Effects of stress on the DTH response of wild-type (A) and IFNγR−/− (B) mice. Control animals were left undisturbed while stressed animals were restrained for 2.5 h. The right pinnae of all animals were then challenged with DNFB (0.2%). A time course of changes in the thickness of challenged pinnae is shown. Acute stress significantly enhanced the DTH response of wild-type mice (n = 5, *, P < 0.05; **, P < 0.005, independent t test). In contrast, IFNγR−/− mice failed to show a stress-induced enhancement of skin DTH.

We have previously shown that acute stress induces an initial increase followed by a decrease in blood leukocyte numbers (29) and that these changes represent a significant redistribution of leukocytes within the body (3, 14, 30). We have also identified a stress-induced increase in plasma corticosterone, and a stress-induced redistribution of blood leukocytes, as systemic mediators of an acute stress-induced enhancement of skin DTH (13). Therefore, it was important to compare stress-induced changes in plasma corticosterone and blood leukocyte numbers between wild-type and IFNγR−/− mice.

Fig. 3 shows that wild-type and IFNγR−/− mice showed a robust corticosterone stress response and a robust stress-induced decrease of blood lymphocytes (70% and 58%, respectively; P < 0.005, independent t test) and monocytes (76% and 88%, respectively; P < 0.005, independent t test). Wild-type mice also showed a stress-induced increase (65% higher than baseline) in blood neutrophil numbers, but IFNγR−/− mice failed to show this response. Moreover, the stress-induced neutrophilia in wild-type mice was largely the result of an increase in l-selectin (CD62-L)-positive neutrophils (P < 0.005, independent t test).

Figure 3.

Figure 3

Stress-induced changes in plasma corticosterone levels (A) and blood leukocyte numbers (B–E). Control animals were left undisturbed while stressed animals were restrained for 2.5 h. Wild-type (WT) and IFNγR−/− mice showed a robust stress-induced increase in plasma corticosterone (n = 3, A), and a robust stress-induced decrease in blood lymphocyte (B) and monocyte (C) numbers (n = 5). Wild-type mice also showed a stress-induced increase in blood neutrophil numbers (n = 5, D), which was particularly prominent for CD62L+ neutrophils (E). IFNγR−/− mice failed to show this stress-induced neutrophilia (n = 5). Statistically significant differences are indicated (**, P < 0.005, independent t test).

(Document layout analysis data)
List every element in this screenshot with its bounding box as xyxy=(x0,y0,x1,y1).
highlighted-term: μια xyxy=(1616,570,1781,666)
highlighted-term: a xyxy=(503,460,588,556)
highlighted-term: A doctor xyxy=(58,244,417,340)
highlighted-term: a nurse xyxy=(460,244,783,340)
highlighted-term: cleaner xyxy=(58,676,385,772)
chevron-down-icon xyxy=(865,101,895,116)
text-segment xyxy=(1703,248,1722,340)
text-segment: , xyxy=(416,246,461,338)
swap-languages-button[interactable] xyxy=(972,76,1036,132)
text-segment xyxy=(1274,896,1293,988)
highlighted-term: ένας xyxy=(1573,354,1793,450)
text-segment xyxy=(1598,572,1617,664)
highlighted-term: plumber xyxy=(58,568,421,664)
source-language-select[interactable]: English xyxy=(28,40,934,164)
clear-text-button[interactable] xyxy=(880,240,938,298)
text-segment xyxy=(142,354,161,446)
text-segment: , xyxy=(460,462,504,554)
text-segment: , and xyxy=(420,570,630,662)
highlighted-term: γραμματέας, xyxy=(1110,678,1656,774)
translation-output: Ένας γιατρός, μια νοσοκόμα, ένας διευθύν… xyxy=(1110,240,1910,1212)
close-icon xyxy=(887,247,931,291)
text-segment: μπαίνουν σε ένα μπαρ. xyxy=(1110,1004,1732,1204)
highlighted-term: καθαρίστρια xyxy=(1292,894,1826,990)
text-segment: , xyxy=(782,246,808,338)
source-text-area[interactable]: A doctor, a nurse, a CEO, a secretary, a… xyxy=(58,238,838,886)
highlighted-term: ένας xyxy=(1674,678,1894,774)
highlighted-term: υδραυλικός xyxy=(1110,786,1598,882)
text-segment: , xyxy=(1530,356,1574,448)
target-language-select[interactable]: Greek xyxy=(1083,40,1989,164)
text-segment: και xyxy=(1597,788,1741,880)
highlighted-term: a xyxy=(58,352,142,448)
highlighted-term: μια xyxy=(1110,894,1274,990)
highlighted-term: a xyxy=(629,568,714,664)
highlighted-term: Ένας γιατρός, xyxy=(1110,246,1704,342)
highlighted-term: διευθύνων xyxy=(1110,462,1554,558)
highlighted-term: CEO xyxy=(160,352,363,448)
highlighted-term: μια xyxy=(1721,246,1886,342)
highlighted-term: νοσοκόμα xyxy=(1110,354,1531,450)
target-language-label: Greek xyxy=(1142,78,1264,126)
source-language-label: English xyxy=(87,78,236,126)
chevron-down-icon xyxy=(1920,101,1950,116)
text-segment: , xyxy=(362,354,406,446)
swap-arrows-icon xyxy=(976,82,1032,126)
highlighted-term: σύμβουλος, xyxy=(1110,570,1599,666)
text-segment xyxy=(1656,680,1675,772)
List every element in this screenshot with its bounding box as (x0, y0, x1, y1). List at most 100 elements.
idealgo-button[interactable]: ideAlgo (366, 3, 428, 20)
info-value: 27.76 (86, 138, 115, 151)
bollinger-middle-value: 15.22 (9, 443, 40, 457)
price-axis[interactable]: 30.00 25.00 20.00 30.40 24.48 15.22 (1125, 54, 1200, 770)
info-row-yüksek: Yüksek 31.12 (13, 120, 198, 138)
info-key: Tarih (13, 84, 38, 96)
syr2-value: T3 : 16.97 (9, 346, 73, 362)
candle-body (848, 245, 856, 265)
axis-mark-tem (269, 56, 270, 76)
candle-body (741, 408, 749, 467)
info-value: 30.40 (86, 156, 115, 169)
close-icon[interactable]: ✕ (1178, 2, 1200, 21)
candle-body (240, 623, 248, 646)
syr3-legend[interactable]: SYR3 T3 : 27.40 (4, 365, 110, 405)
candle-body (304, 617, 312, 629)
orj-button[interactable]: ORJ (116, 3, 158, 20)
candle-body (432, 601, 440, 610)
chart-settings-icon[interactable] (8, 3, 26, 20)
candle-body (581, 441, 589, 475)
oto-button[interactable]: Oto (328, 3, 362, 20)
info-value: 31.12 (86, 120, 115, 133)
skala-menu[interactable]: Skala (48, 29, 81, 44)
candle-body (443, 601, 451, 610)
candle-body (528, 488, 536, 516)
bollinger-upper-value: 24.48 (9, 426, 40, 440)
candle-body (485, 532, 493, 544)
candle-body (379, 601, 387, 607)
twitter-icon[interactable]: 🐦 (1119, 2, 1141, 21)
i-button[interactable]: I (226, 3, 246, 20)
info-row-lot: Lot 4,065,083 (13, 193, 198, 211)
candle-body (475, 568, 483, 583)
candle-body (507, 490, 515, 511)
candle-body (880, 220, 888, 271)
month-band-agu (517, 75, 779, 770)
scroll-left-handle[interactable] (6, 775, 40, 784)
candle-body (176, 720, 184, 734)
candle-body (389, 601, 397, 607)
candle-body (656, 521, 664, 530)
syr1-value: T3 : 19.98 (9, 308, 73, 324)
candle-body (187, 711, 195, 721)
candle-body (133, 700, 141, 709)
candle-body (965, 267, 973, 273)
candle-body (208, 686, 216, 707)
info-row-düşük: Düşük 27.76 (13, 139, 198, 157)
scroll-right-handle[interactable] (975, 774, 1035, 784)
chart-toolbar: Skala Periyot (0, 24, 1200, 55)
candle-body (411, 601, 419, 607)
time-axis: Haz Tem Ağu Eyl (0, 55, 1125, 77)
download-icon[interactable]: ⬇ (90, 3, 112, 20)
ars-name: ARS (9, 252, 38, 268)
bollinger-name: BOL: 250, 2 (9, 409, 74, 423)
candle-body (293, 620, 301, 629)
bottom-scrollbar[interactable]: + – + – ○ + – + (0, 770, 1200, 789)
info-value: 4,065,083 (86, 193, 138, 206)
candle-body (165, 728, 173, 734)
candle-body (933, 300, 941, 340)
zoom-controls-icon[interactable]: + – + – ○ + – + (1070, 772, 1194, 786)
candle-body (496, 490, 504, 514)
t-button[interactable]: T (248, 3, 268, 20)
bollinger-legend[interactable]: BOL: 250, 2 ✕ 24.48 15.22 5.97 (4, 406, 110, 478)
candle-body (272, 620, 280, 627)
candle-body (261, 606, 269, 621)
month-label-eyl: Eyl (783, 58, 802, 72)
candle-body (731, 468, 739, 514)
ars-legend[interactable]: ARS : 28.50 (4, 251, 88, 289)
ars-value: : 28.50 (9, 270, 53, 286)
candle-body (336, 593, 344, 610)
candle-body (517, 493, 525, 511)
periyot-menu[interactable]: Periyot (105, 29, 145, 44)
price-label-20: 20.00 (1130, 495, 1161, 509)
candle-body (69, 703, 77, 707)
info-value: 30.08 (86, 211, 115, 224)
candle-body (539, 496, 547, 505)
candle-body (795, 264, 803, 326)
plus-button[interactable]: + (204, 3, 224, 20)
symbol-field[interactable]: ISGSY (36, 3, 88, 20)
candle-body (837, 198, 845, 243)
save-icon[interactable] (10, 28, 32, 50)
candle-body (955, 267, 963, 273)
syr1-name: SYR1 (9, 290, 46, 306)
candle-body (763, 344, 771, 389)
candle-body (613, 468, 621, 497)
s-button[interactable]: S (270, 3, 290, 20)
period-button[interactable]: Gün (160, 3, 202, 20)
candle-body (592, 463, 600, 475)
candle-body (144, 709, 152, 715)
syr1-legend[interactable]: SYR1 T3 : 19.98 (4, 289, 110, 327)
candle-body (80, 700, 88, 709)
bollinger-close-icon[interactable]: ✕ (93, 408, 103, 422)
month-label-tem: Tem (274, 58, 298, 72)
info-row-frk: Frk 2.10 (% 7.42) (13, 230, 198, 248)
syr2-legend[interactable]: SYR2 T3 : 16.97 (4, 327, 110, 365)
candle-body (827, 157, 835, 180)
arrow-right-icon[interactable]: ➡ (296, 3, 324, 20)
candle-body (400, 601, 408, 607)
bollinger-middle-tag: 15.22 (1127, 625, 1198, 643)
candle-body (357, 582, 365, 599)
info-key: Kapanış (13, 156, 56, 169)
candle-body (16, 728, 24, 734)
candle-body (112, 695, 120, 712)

:: PROBLEM SET ::
[1] Rewrite the part of the excerpt on stress and skin DTH in mice that opens with "We have previously" and closes with "and IFNγR−/− mice.", replacing "skin DTH" with "cutaneous DTH".
[2] Extend the excerpt on stress and skin DTH in mice, continuing from the point where it stops.

:: RESPONSES TO THE EXERCISE ::
[1]
We have previously shown that acute stress induces an initial increase followed by a decrease in blood leukocyte numbers (29) and that these changes represent a significant redistribution of leukocytes within the body (3, 14, 30). We have also identified a stress-induced increase in plasma corticosterone, and a stress-induced redistribution of blood leukocytes, as systemic mediators of an acute stress-induced enhancement of cutaneous DTH (13). Therefore, it was important to compare stress-induced changes in plasma corticosterone and blood leukocyte numbers between wild-type and IFNγR−/− mice.

[2]
The experiments described above suggested that IFNγ was an important mediator of an acute stress-induced enhancement of skin DTH. However, it is necessary to exercise caution when using gene knockout mice for examining protein function in vivo. This is because both the developmental and permissive functions of the “knocked out” gene are eliminated in these animals, and this may significantly alter the overall physiology of the animal.

Therefore, our next set of studies examined the effects of short-term immunoneutralization of IFNγ on the magnitude of a stress-induced enhancement of skin DTH in wild-type animals. Fig. 4 shows the effects of acute stress on skin DTH responses of wild-type mice injected with either vehicle or anti-IFNγ antibody. Vehicle-injected animals showed a significant stress-induced enhancement of skin DTH (n = 5, P < 0.05, independent t test). In contrast, animals injected with anti-IFNγ failed to show this enhancement (n = 3).

Figure 4.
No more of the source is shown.